Task requirements:
Your output must hold every entry exactly as written and none of the pictures.

(Beginning of Provided records)

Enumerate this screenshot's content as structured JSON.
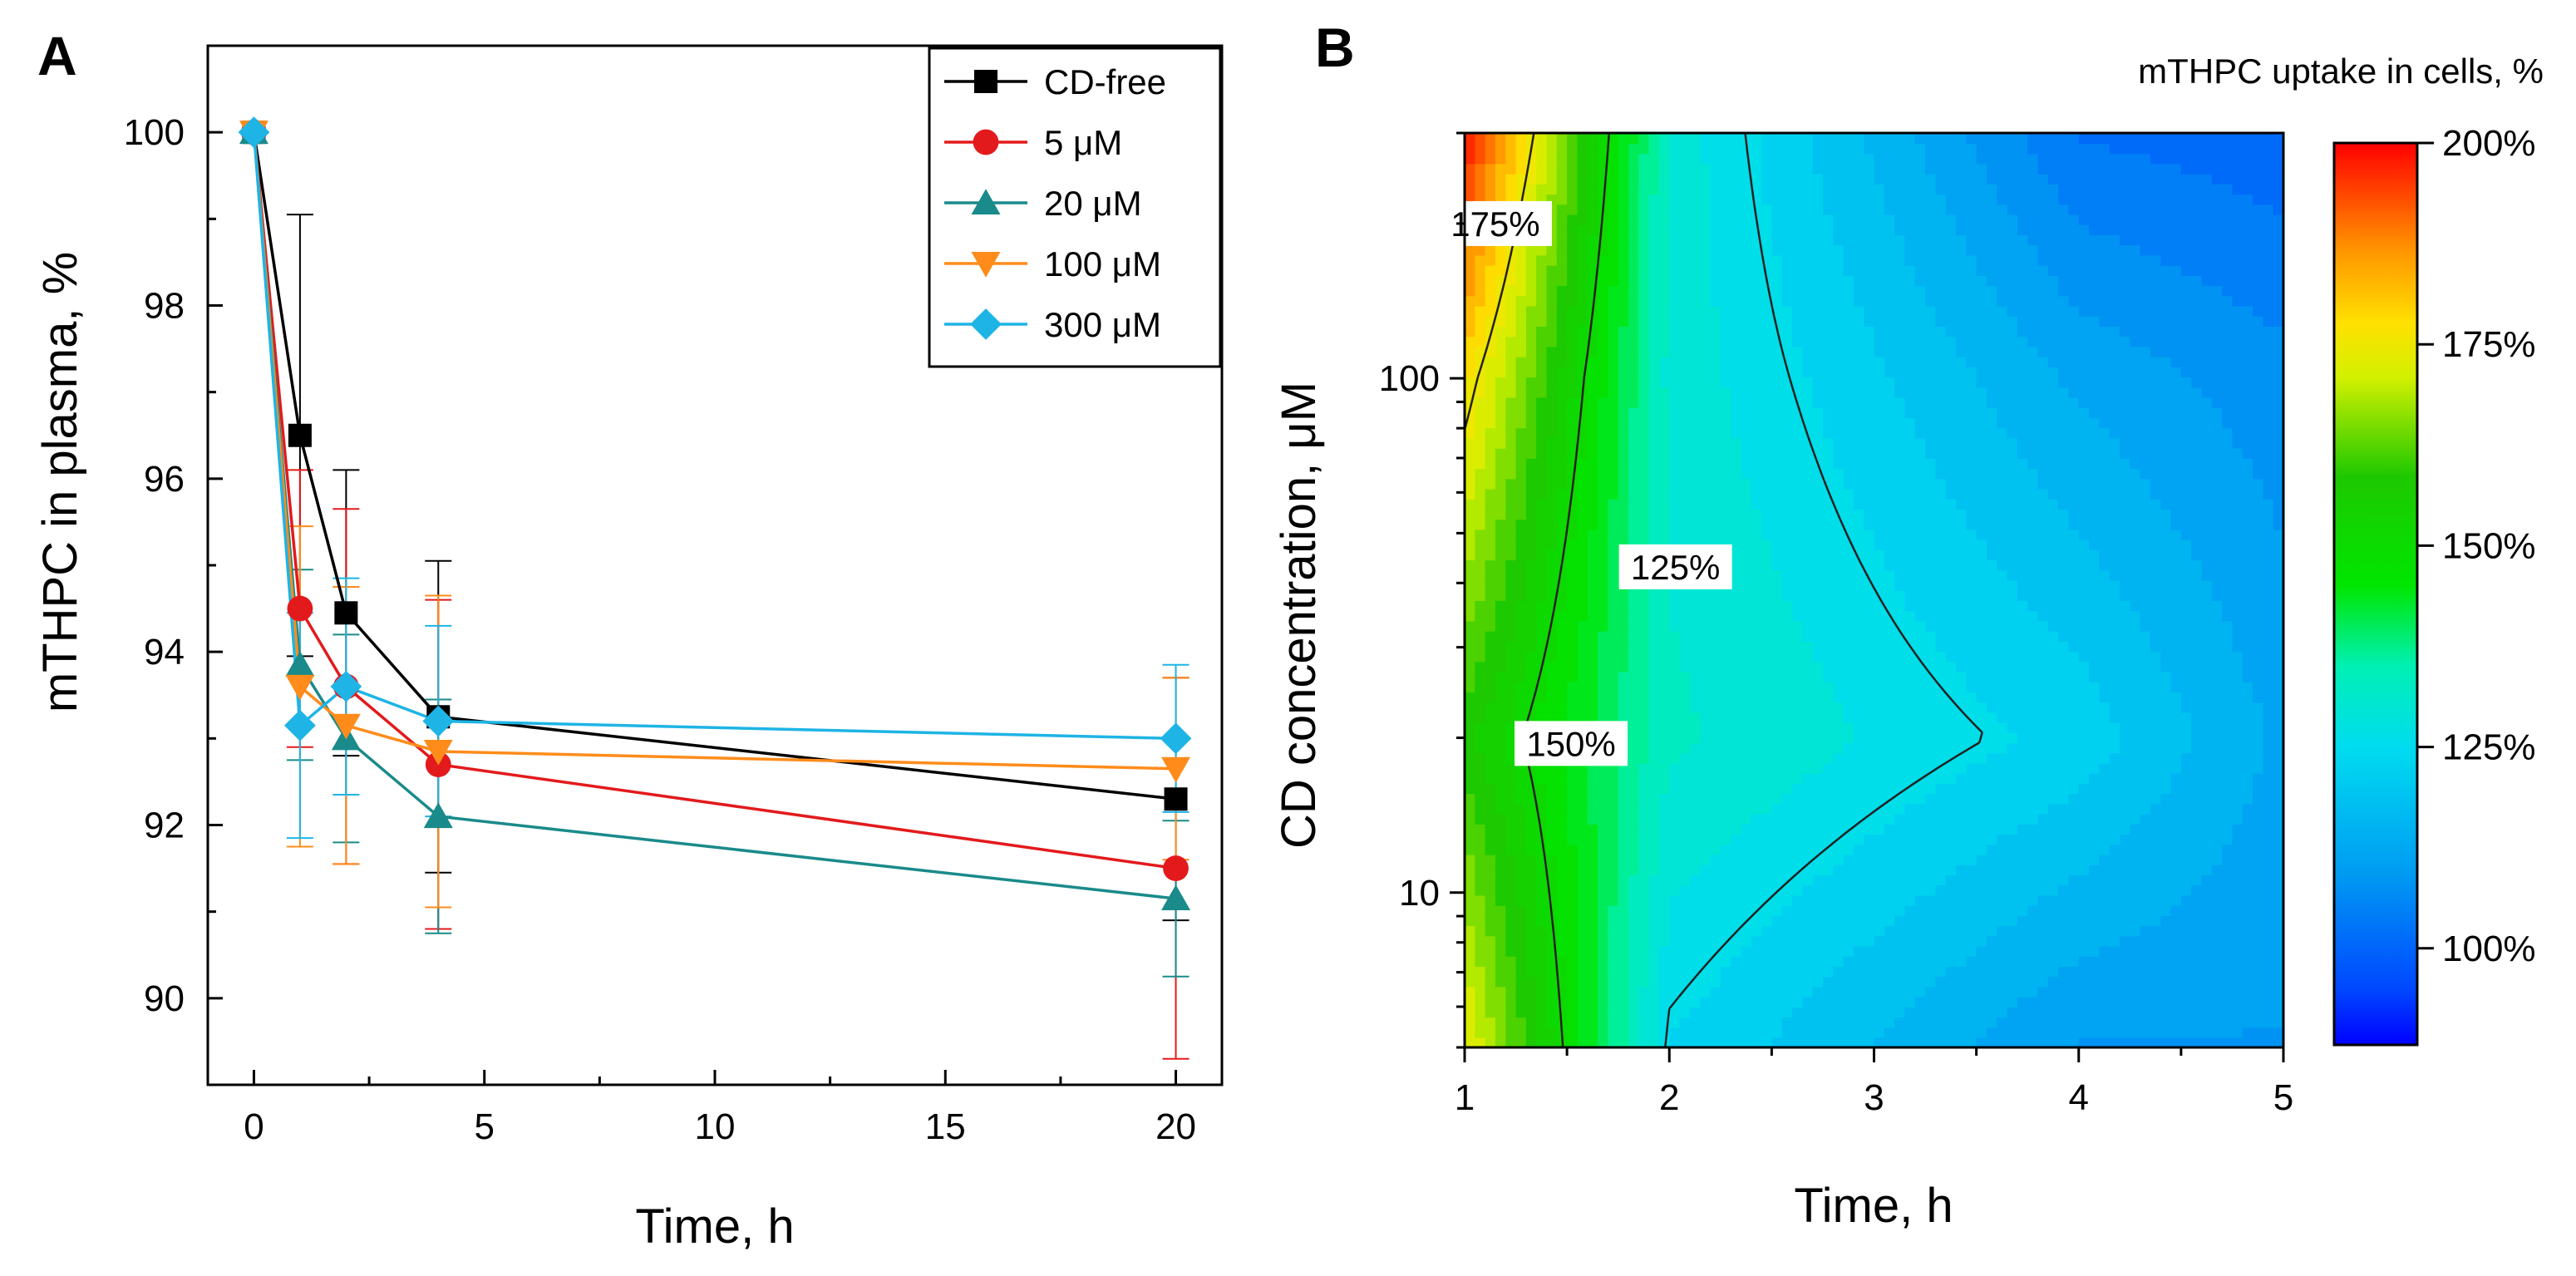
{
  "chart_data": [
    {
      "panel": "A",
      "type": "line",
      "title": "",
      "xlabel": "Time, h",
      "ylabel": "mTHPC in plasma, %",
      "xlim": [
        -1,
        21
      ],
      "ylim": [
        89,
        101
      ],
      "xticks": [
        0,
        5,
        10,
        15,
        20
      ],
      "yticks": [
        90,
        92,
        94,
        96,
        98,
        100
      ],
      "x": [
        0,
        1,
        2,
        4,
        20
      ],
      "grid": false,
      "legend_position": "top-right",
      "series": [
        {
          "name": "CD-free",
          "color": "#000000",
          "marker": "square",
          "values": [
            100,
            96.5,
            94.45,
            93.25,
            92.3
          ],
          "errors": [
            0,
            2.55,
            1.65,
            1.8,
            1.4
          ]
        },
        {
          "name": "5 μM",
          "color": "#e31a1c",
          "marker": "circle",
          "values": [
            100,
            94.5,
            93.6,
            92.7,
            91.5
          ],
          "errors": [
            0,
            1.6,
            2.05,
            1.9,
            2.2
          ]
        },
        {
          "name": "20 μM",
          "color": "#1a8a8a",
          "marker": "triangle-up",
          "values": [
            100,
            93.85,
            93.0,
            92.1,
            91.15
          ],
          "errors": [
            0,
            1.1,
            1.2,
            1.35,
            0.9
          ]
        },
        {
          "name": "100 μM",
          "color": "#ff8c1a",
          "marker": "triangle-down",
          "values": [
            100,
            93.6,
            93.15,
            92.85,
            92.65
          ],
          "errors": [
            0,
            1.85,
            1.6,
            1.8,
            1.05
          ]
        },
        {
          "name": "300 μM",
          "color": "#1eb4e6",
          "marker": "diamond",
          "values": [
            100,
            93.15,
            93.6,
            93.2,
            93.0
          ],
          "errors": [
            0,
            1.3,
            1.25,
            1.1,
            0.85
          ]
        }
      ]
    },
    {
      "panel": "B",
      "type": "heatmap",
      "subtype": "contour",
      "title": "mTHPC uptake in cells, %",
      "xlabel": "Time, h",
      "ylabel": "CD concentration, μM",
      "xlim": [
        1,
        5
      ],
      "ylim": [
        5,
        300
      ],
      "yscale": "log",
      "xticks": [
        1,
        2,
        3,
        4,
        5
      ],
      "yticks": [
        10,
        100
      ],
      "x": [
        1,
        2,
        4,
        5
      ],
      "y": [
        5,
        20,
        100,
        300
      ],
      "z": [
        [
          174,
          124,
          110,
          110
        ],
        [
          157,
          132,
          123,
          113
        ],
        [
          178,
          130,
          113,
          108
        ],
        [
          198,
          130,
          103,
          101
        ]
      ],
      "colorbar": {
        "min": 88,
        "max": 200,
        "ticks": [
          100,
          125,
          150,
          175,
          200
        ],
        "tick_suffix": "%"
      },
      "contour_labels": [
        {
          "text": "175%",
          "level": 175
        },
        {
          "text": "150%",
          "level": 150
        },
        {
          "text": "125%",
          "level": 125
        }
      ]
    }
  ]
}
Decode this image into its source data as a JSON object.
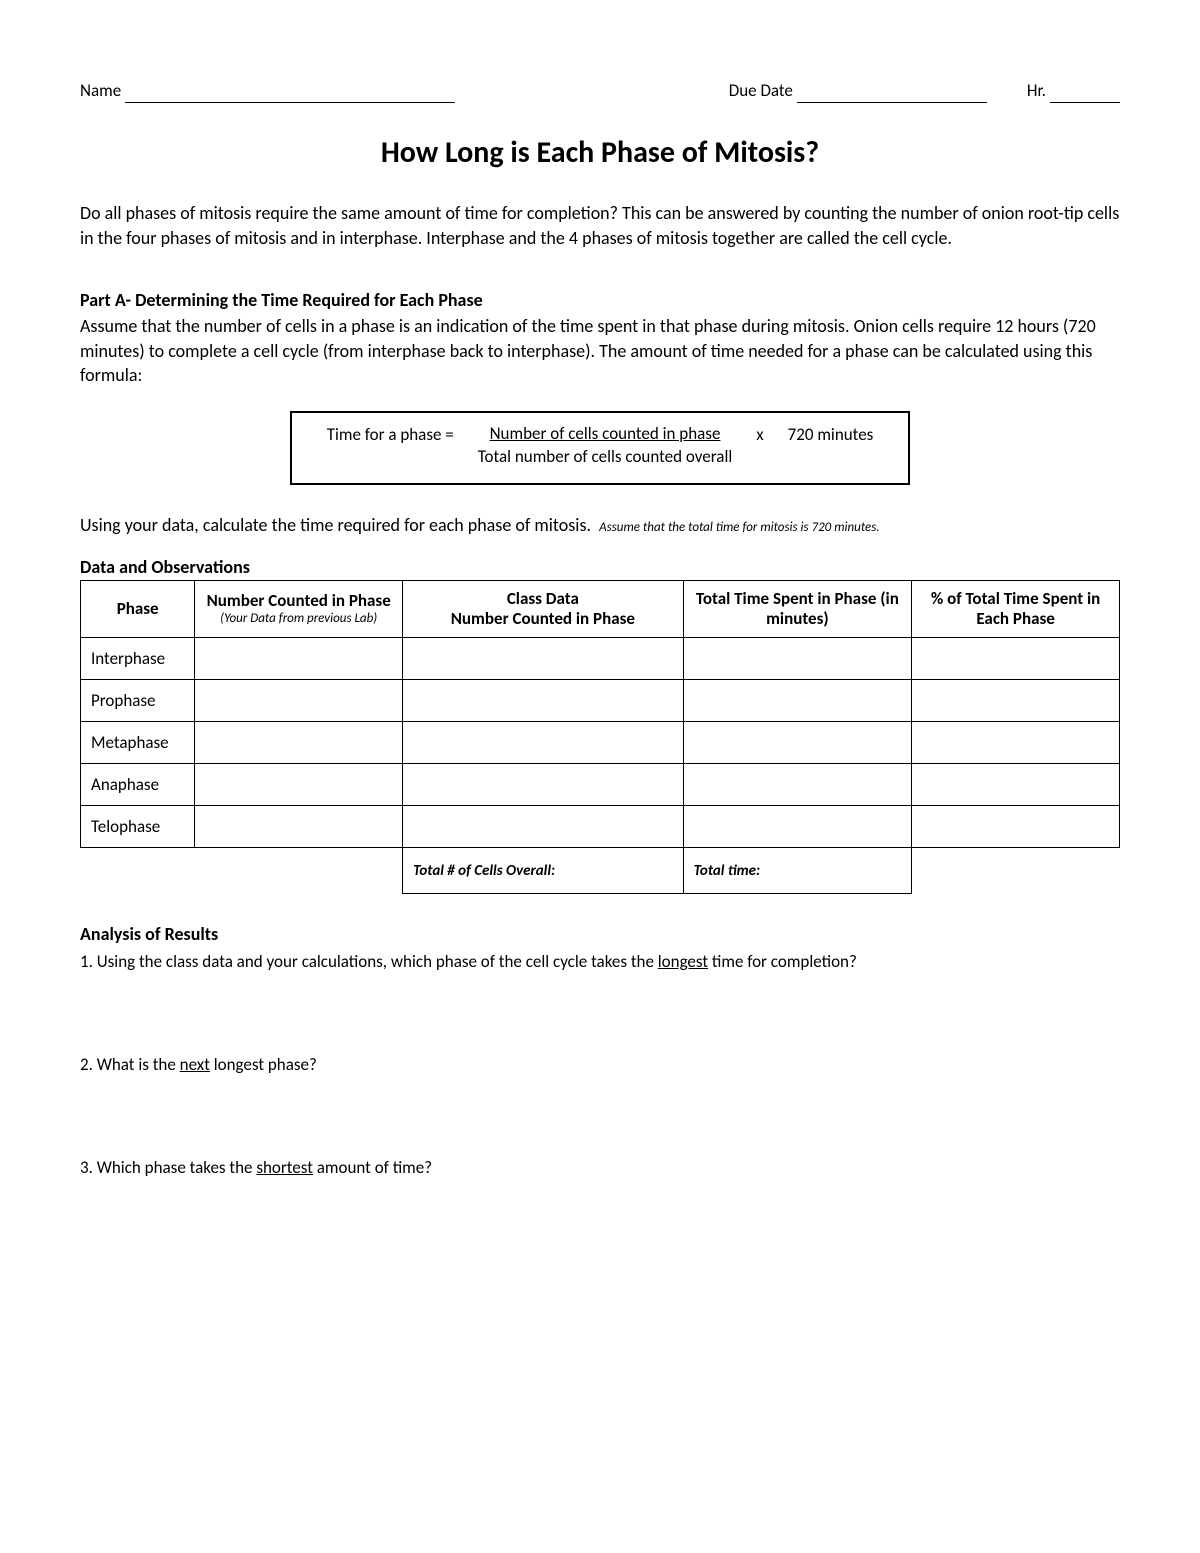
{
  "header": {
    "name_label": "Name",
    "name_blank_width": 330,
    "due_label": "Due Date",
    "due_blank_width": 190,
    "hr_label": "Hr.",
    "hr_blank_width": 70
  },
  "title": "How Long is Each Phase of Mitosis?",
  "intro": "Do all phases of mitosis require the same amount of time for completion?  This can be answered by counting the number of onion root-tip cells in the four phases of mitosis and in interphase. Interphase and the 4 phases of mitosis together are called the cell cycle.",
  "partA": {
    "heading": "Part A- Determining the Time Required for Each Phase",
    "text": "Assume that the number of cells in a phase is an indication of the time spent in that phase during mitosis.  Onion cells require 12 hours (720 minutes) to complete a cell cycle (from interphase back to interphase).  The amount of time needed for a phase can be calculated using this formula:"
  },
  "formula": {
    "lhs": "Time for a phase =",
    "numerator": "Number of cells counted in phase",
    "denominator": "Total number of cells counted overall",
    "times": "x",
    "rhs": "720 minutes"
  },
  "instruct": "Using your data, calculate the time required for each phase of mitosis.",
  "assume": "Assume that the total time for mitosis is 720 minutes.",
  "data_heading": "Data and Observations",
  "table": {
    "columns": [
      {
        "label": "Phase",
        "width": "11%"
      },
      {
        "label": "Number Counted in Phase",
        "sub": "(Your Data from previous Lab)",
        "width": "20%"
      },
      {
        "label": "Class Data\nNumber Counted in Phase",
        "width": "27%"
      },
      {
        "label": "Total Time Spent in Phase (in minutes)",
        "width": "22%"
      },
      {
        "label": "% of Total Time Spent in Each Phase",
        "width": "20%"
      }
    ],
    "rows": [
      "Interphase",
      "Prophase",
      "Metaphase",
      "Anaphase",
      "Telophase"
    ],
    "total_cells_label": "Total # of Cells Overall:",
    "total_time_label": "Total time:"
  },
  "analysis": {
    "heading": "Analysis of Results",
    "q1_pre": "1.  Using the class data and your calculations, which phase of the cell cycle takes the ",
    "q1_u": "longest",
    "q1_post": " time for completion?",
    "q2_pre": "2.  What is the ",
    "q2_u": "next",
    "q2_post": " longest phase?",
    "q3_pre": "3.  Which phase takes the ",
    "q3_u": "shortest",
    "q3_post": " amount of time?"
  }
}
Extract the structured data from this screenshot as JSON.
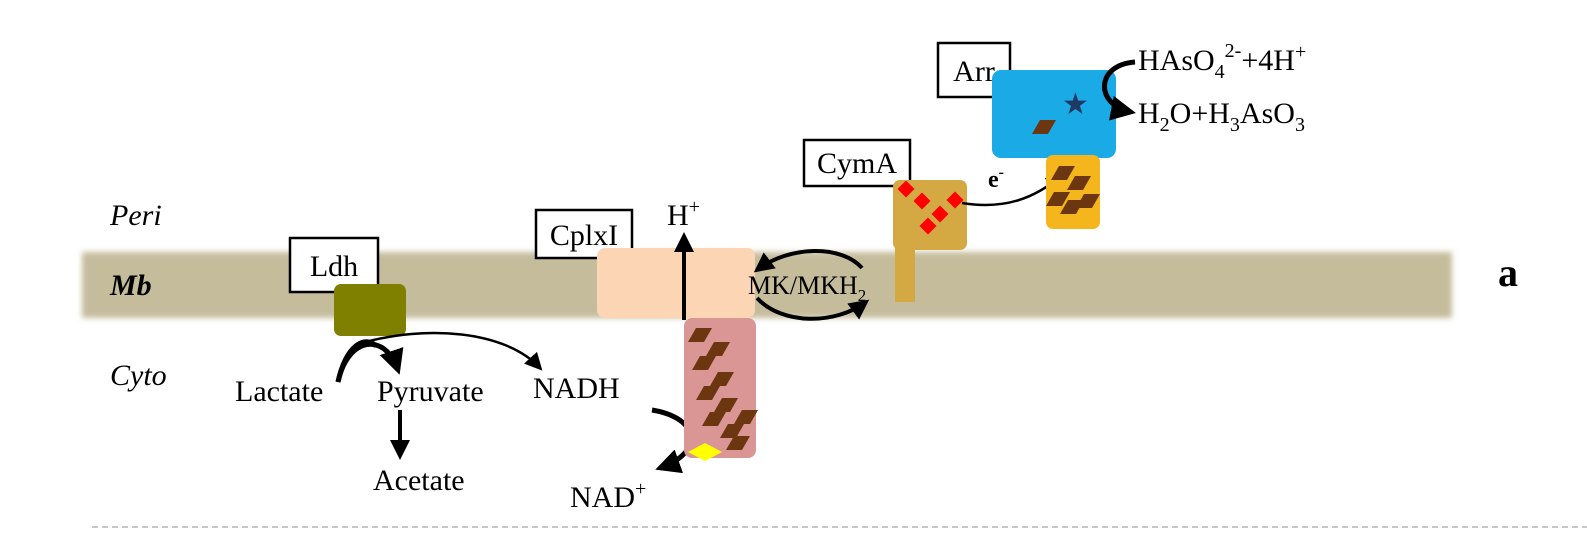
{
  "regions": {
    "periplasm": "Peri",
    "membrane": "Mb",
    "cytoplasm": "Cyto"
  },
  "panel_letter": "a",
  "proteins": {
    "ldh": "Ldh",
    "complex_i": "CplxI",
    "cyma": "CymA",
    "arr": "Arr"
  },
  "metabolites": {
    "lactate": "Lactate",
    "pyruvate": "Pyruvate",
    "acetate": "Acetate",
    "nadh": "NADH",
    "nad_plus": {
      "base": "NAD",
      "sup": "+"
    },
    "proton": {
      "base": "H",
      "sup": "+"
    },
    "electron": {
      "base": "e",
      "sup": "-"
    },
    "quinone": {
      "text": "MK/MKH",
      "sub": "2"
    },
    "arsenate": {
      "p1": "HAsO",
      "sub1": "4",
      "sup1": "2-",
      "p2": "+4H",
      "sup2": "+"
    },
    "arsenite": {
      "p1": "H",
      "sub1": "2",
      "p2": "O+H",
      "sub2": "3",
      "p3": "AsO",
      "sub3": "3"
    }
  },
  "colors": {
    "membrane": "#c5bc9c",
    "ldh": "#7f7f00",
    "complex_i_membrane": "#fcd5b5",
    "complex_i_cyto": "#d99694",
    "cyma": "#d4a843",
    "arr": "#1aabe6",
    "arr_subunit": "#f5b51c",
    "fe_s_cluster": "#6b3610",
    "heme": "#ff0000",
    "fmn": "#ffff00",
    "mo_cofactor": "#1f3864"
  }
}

(End of Provided records)

Output below:
Enumerate this screenshot's content as structured JSON.
{
  "chart_data": [
    {
      "panel": "A",
      "type": "line",
      "title": "",
      "xlabel": "Time, h",
      "ylabel": "mTHPC in plasma, %",
      "xlim": [
        -1,
        21
      ],
      "ylim": [
        89,
        101
      ],
      "xticks": [
        0,
        5,
        10,
        15,
        20
      ],
      "yticks": [
        90,
        92,
        94,
        96,
        98,
        100
      ],
      "x": [
        0,
        1,
        2,
        4,
        20
      ],
      "grid": false,
      "legend_position": "top-right",
      "series": [
        {
          "name": "CD-free",
          "color": "#000000",
          "marker": "square",
          "values": [
            100,
            96.5,
            94.45,
            93.25,
            92.3
          ],
          "errors": [
            0,
            2.55,
            1.65,
            1.8,
            1.4
          ]
        },
        {
          "name": "5 μM",
          "color": "#e31a1c",
          "marker": "circle",
          "values": [
            100,
            94.5,
            93.6,
            92.7,
            91.5
          ],
          "errors": [
            0,
            1.6,
            2.05,
            1.9,
            2.2
          ]
        },
        {
          "name": "20 μM",
          "color": "#1a8a8a",
          "marker": "triangle-up",
          "values": [
            100,
            93.85,
            93.0,
            92.1,
            91.15
          ],
          "errors": [
            0,
            1.1,
            1.2,
            1.35,
            0.9
          ]
        },
        {
          "name": "100 μM",
          "color": "#ff8c1a",
          "marker": "triangle-down",
          "values": [
            100,
            93.6,
            93.15,
            92.85,
            92.65
          ],
          "errors": [
            0,
            1.85,
            1.6,
            1.8,
            1.05
          ]
        },
        {
          "name": "300 μM",
          "color": "#1eb4e6",
          "marker": "diamond",
          "values": [
            100,
            93.15,
            93.6,
            93.2,
            93.0
          ],
          "errors": [
            0,
            1.3,
            1.25,
            1.1,
            0.85
          ]
        }
      ]
    },
    {
      "panel": "B",
      "type": "heatmap",
      "subtype": "contour",
      "title": "mTHPC uptake in cells, %",
      "xlabel": "Time, h",
      "ylabel": "CD concentration, μM",
      "xlim": [
        1,
        5
      ],
      "ylim": [
        5,
        300
      ],
      "yscale": "log",
      "xticks": [
        1,
        2,
        3,
        4,
        5
      ],
      "yticks": [
        10,
        100
      ],
      "x": [
        1,
        2,
        4,
        5
      ],
      "y": [
        5,
        20,
        100,
        300
      ],
      "z": [
        [
          174,
          124,
          110,
          110
        ],
        [
          157,
          132,
          123,
          113
        ],
        [
          178,
          130,
          113,
          108
        ],
        [
          198,
          130,
          103,
          101
        ]
      ],
      "colorbar": {
        "min": 88,
        "max": 200,
        "ticks": [
          100,
          125,
          150,
          175,
          200
        ],
        "tick_suffix": "%"
      },
      "contour_labels": [
        {
          "text": "175%",
          "level": 175
        },
        {
          "text": "150%",
          "level": 150
        },
        {
          "text": "125%",
          "level": 125
        }
      ]
    }
  ]
}
Decode this image into its source data as a JSON object.
{
  "header": {
    "name_label": "Name",
    "name_blank_width": 330,
    "due_label": "Due Date",
    "due_blank_width": 190,
    "hr_label": "Hr.",
    "hr_blank_width": 70
  },
  "title": "How Long is Each Phase of Mitosis?",
  "intro": "Do all phases of mitosis require the same amount of time for completion?  This can be answered by counting the number of onion root-tip cells in the four phases of mitosis and in interphase. Interphase and the 4 phases of mitosis together are called the cell cycle.",
  "partA": {
    "heading": "Part A- Determining the Time Required for Each Phase",
    "text": "Assume that the number of cells in a phase is an indication of the time spent in that phase during mitosis.  Onion cells require 12 hours (720 minutes) to complete a cell cycle (from interphase back to interphase).  The amount of time needed for a phase can be calculated using this formula:"
  },
  "formula": {
    "lhs": "Time for a phase =",
    "numerator": "Number of cells counted in phase",
    "denominator": "Total number of cells counted overall",
    "times": "x",
    "rhs": "720 minutes"
  },
  "instruct": "Using your data, calculate the time required for each phase of mitosis.",
  "assume": "Assume that the total time for mitosis is 720 minutes.",
  "data_heading": "Data and Observations",
  "table": {
    "columns": [
      {
        "label": "Phase",
        "width": "11%"
      },
      {
        "label": "Number Counted in Phase",
        "sub": "(Your Data from previous Lab)",
        "width": "20%"
      },
      {
        "label": "Class Data\nNumber Counted in Phase",
        "width": "27%"
      },
      {
        "label": "Total Time Spent in Phase (in minutes)",
        "width": "22%"
      },
      {
        "label": "% of Total Time Spent in Each Phase",
        "width": "20%"
      }
    ],
    "rows": [
      "Interphase",
      "Prophase",
      "Metaphase",
      "Anaphase",
      "Telophase"
    ],
    "total_cells_label": "Total # of Cells Overall:",
    "total_time_label": "Total time:"
  },
  "analysis": {
    "heading": "Analysis of Results",
    "q1_pre": "1.  Using the class data and your calculations, which phase of the cell cycle takes the ",
    "q1_u": "longest",
    "q1_post": " time for completion?",
    "q2_pre": "2.  What is the ",
    "q2_u": "next",
    "q2_post": " longest phase?",
    "q3_pre": "3.  Which phase takes the ",
    "q3_u": "shortest",
    "q3_post": " amount of time?"
  }
}
Extract the structured data from this screenshot as JSON.
{
  "regions": {
    "periplasm": "Peri",
    "membrane": "Mb",
    "cytoplasm": "Cyto"
  },
  "panel_letter": "a",
  "proteins": {
    "ldh": "Ldh",
    "complex_i": "CplxI",
    "cyma": "CymA",
    "arr": "Arr"
  },
  "metabolites": {
    "lactate": "Lactate",
    "pyruvate": "Pyruvate",
    "acetate": "Acetate",
    "nadh": "NADH",
    "nad_plus": {
      "base": "NAD",
      "sup": "+"
    },
    "proton": {
      "base": "H",
      "sup": "+"
    },
    "electron": {
      "base": "e",
      "sup": "-"
    },
    "quinone": {
      "text": "MK/MKH",
      "sub": "2"
    },
    "arsenate": {
      "p1": "HAsO",
      "sub1": "4",
      "sup1": "2-",
      "p2": "+4H",
      "sup2": "+"
    },
    "arsenite": {
      "p1": "H",
      "sub1": "2",
      "p2": "O+H",
      "sub2": "3",
      "p3": "AsO",
      "sub3": "3"
    }
  },
  "colors": {
    "membrane": "#c5bc9c",
    "ldh": "#7f7f00",
    "complex_i_membrane": "#fcd5b5",
    "complex_i_cyto": "#d99694",
    "cyma": "#d4a843",
    "arr": "#1aabe6",
    "arr_subunit": "#f5b51c",
    "fe_s_cluster": "#6b3610",
    "heme": "#ff0000",
    "fmn": "#ffff00",
    "mo_cofactor": "#1f3864"
  }
}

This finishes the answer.